** Start **

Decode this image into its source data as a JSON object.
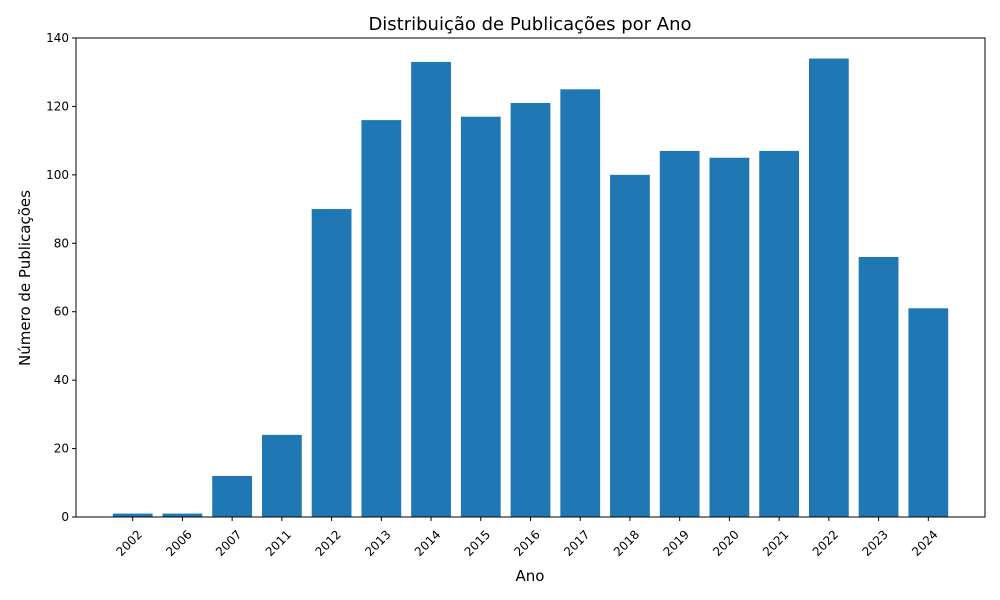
{
  "chart_data": {
    "type": "bar",
    "title": "Distribuição de Publicações por Ano",
    "xlabel": "Ano",
    "ylabel": "Número de Publicações",
    "categories": [
      "2002",
      "2006",
      "2007",
      "2011",
      "2012",
      "2013",
      "2014",
      "2015",
      "2016",
      "2017",
      "2018",
      "2019",
      "2020",
      "2021",
      "2022",
      "2023",
      "2024"
    ],
    "values": [
      1,
      1,
      12,
      24,
      90,
      116,
      133,
      117,
      121,
      125,
      100,
      107,
      105,
      107,
      134,
      76,
      61
    ],
    "ylim": [
      0,
      140
    ],
    "yticks": [
      0,
      20,
      40,
      60,
      80,
      100,
      120,
      140
    ],
    "grid": false,
    "bar_color": "#1f77b4"
  }
}
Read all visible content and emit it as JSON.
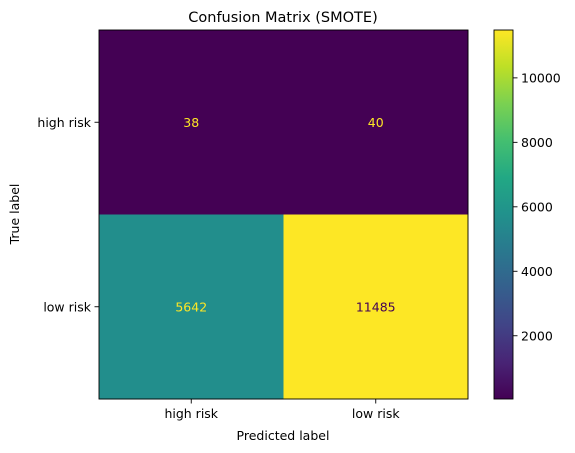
{
  "chart_data": {
    "type": "heatmap",
    "title": "Confusion Matrix (SMOTE)",
    "xlabel": "Predicted label",
    "ylabel": "True label",
    "x_categories": [
      "high risk",
      "low risk"
    ],
    "y_categories": [
      "high risk",
      "low risk"
    ],
    "values": [
      [
        38,
        40
      ],
      [
        5642,
        11485
      ]
    ],
    "value_labels": [
      [
        "38",
        "40"
      ],
      [
        "5642",
        "11485"
      ]
    ],
    "colormap": "viridis",
    "colorbar": {
      "range": [
        38,
        11485
      ],
      "ticks": [
        2000,
        4000,
        6000,
        8000,
        10000
      ],
      "tick_labels": [
        "2000",
        "4000",
        "6000",
        "8000",
        "10000"
      ]
    },
    "colors": {
      "low_text": "#fde725",
      "high_text": "#440154"
    }
  }
}
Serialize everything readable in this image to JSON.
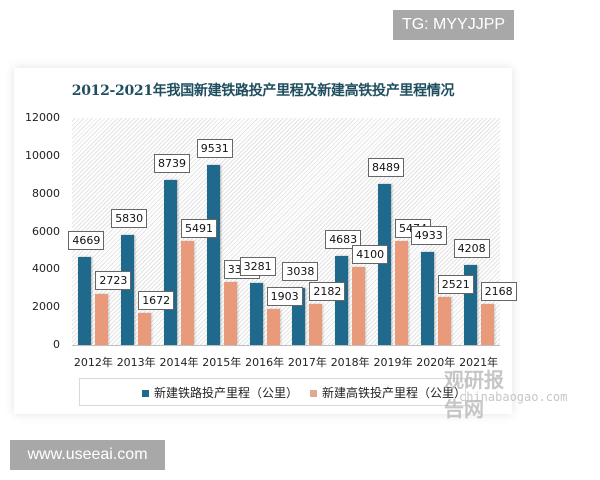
{
  "watermarks": {
    "top_right": "TG: MYYJJPP",
    "bottom_left": "www.useeai.com",
    "logo_cn": "观研报告网",
    "logo_en": "chinabaogao.com"
  },
  "chart_data": {
    "type": "bar",
    "title": "2012-2021年我国新建铁路投产里程及新建高铁投产里程情况",
    "xlabel": "",
    "ylabel": "",
    "ylim": [
      0,
      12000
    ],
    "yticks": [
      0,
      2000,
      4000,
      6000,
      8000,
      10000,
      12000
    ],
    "categories": [
      "2012年",
      "2013年",
      "2014年",
      "2015年",
      "2016年",
      "2017年",
      "2018年",
      "2019年",
      "2020年",
      "2021年"
    ],
    "series": [
      {
        "name": "新建铁路投产里程（公里）",
        "color": "#1f6a8c",
        "values": [
          4669,
          5830,
          8739,
          9531,
          3281,
          3038,
          4683,
          8489,
          4933,
          4208
        ]
      },
      {
        "name": "新建高铁投产里程（公里）",
        "color": "#e89a7a",
        "values": [
          2723,
          1672,
          5491,
          3306,
          1903,
          2182,
          4100,
          5474,
          2521,
          2168
        ]
      }
    ],
    "grid": false,
    "legend_position": "bottom",
    "data_labels": true
  }
}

** End **

== GIVEN PROBLEM ==
Single out each line of the records above with the string "title" in it, and copy it.

== TASK SOLUTION ==
    "title": "Distribuição de Publicações por Ano",
    "title": "Confusion Matrix (SMOTE)",
    "title": "2012-2021年我国新建铁路投产里程及新建高铁投产里程情况",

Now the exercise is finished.